**Your objective**
Select the lines that hold the word "icon" and copy each one.

**Record set**
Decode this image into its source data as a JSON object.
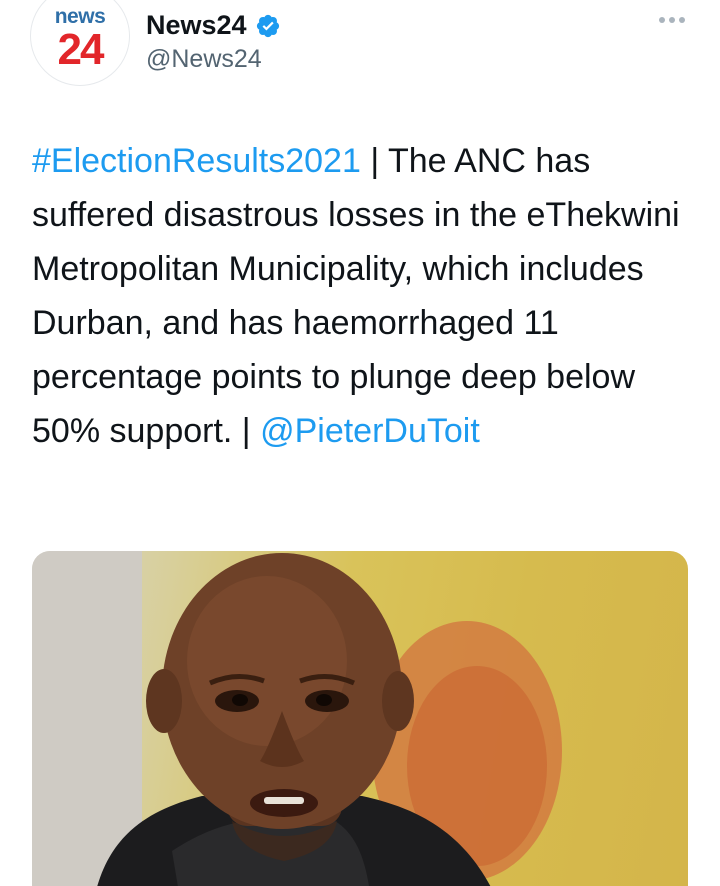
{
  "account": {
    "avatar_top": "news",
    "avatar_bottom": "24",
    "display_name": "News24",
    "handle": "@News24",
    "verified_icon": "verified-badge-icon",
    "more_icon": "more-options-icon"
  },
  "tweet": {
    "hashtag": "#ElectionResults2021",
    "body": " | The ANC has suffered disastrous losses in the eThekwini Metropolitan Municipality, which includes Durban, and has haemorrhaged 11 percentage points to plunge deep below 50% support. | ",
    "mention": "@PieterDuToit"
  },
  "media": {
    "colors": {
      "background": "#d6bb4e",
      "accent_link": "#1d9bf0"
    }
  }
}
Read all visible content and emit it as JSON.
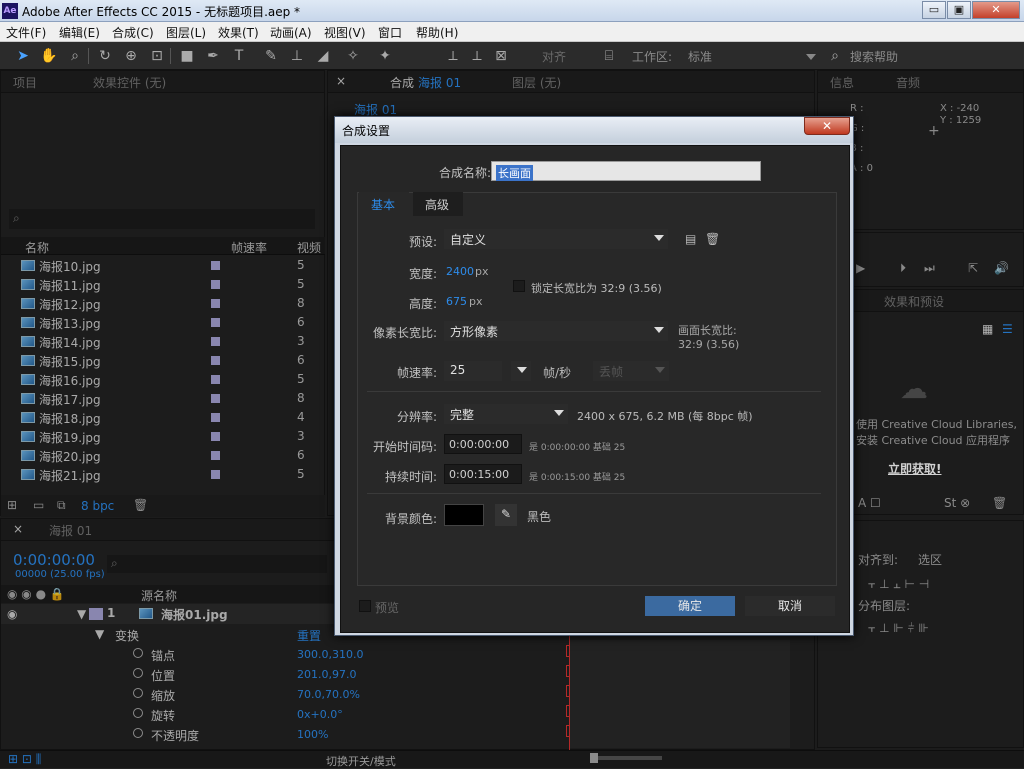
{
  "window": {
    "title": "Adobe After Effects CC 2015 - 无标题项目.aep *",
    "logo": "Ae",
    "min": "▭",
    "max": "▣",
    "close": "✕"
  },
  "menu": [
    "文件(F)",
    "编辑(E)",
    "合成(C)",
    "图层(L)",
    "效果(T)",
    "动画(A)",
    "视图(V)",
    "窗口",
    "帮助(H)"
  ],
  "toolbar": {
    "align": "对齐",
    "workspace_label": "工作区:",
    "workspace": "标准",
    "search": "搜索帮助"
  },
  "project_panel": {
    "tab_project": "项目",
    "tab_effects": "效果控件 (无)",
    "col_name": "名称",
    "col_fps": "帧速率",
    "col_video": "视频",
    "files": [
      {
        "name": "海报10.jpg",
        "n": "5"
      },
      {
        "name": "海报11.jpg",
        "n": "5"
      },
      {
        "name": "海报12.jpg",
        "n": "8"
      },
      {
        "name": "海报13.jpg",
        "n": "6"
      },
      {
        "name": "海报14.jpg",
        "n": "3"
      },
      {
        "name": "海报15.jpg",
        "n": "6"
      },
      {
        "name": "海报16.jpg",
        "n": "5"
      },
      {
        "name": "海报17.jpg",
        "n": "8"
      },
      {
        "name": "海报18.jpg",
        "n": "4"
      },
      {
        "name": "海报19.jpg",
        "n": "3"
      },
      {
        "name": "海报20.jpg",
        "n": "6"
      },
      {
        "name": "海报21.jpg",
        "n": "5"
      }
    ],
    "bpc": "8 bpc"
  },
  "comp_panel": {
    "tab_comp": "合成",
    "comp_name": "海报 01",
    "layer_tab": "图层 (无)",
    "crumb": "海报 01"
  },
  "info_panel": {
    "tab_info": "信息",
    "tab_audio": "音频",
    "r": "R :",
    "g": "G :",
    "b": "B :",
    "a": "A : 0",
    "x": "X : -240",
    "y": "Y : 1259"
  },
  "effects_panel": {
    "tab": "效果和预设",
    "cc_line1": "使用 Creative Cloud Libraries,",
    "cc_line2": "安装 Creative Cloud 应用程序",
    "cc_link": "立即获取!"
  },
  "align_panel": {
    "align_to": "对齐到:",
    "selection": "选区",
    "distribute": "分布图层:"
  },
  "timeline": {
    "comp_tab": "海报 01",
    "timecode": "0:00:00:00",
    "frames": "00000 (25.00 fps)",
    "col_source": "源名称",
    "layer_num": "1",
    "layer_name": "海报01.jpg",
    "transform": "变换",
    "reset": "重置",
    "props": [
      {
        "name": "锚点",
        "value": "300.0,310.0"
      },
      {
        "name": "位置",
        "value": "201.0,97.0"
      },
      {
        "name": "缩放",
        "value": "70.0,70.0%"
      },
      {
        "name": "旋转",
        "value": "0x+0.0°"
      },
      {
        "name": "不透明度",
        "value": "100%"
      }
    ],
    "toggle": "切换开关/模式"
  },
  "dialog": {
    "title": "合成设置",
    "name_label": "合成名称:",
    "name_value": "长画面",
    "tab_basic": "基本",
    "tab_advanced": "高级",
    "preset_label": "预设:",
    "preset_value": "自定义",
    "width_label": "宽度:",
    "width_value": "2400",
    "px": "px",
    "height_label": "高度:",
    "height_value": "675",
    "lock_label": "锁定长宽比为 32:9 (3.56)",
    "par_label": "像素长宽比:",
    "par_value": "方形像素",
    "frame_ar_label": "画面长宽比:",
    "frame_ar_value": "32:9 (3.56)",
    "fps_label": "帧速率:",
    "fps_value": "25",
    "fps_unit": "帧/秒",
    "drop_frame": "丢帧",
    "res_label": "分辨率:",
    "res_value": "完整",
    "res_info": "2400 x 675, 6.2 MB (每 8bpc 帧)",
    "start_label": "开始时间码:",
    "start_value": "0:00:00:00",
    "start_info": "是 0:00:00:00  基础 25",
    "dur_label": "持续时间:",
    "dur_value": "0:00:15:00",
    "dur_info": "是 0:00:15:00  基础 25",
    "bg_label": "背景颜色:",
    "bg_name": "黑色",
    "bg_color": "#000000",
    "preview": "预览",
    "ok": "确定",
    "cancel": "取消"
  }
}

**Answer to this problem**
    "verified_icon": "verified-badge-icon",
    "more_icon": "more-options-icon"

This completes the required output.